Report, word for word, every line of the material that contains "object".

>> Begin Data to process

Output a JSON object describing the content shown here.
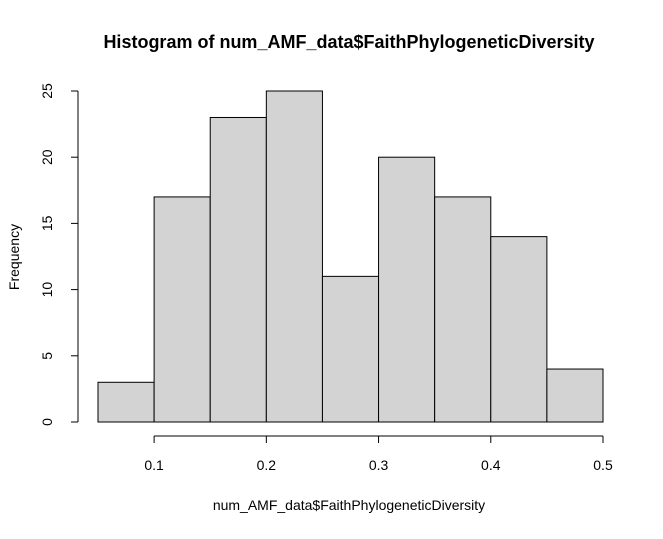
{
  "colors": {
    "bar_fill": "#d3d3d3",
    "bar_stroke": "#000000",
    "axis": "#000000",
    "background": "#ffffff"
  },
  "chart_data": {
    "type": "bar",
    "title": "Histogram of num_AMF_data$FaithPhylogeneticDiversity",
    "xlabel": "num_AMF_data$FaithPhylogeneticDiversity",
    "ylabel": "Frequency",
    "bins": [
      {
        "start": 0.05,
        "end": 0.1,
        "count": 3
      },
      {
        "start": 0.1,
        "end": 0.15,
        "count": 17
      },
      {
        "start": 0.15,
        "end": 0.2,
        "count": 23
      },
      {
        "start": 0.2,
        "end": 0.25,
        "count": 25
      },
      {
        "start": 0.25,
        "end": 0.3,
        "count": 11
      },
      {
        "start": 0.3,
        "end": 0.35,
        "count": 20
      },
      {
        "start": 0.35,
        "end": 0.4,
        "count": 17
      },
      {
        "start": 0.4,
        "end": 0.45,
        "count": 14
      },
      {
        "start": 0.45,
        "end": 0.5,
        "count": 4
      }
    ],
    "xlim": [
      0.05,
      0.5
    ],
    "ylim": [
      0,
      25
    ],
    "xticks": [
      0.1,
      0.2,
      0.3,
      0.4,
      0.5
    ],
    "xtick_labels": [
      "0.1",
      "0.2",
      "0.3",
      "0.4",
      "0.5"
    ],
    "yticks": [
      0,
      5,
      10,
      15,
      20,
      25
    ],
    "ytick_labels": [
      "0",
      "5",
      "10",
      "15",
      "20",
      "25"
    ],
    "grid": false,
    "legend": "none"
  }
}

>> End Data to process
>> Begin Data to process

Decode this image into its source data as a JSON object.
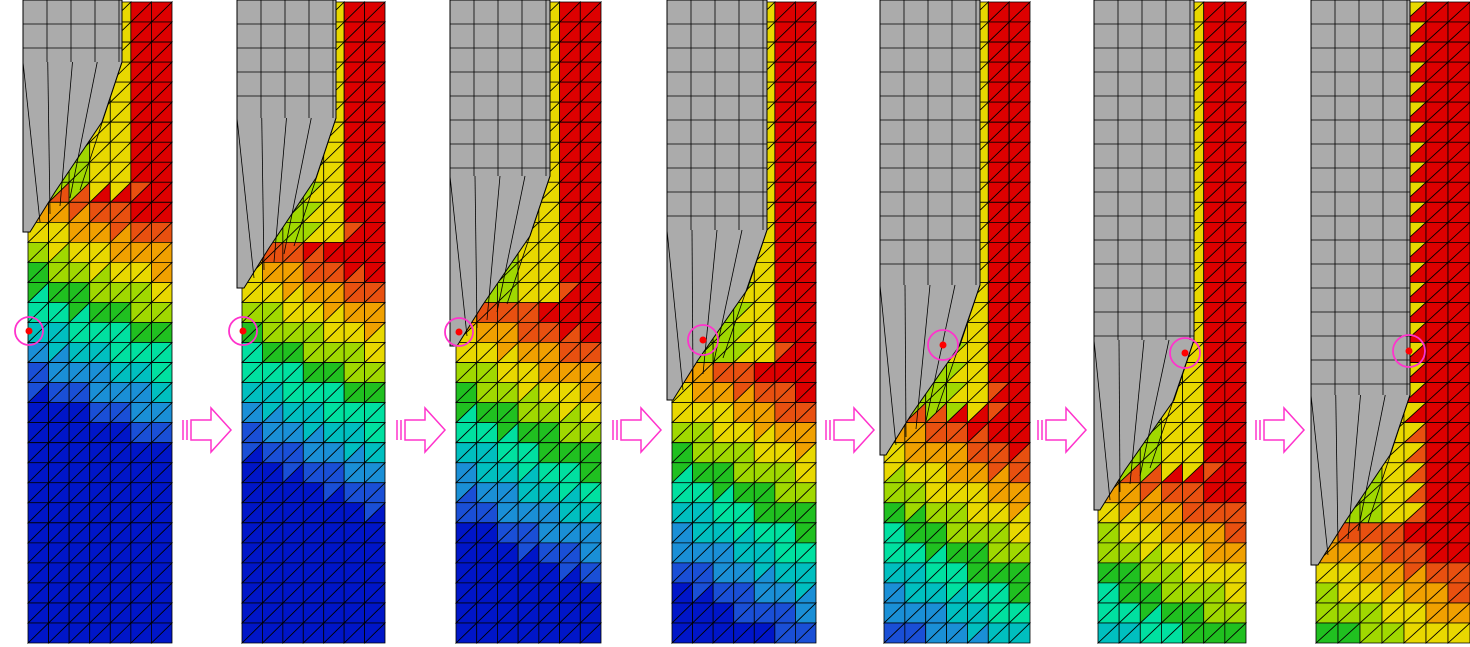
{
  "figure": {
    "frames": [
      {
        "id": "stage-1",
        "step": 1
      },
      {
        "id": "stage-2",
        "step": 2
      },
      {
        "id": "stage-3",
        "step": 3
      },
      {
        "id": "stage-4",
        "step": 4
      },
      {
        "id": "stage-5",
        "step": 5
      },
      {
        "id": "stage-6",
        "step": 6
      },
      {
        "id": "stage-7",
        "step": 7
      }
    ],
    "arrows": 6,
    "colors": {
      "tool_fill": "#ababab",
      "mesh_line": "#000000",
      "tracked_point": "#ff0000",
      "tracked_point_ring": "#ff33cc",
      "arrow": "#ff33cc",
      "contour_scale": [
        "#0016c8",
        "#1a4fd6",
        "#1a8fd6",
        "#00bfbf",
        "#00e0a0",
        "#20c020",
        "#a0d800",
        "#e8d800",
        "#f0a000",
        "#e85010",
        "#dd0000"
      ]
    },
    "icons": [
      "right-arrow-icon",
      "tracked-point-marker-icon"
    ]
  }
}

>> End Data to process
>> Begin Data to process

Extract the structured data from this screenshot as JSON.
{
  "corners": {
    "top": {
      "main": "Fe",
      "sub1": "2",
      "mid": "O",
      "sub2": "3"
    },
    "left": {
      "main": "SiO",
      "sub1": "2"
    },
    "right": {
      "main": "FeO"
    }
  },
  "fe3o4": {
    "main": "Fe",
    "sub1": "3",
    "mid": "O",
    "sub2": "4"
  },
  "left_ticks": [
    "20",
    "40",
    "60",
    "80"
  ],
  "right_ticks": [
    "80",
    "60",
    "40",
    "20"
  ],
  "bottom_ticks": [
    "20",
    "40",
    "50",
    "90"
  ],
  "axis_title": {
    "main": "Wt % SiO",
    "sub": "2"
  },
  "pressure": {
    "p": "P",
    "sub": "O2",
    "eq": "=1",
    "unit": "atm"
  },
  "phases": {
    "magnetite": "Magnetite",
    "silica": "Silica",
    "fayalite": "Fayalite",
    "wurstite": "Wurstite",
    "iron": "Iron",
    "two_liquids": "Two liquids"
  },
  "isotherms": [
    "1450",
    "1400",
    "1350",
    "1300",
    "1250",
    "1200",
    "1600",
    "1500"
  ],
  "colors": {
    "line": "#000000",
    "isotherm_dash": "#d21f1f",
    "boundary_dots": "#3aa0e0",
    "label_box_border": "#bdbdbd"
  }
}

>> End Data to process

[Response to this task]
Output a JSON object describing the content shown here.
Decode this image into its source data as a JSON object.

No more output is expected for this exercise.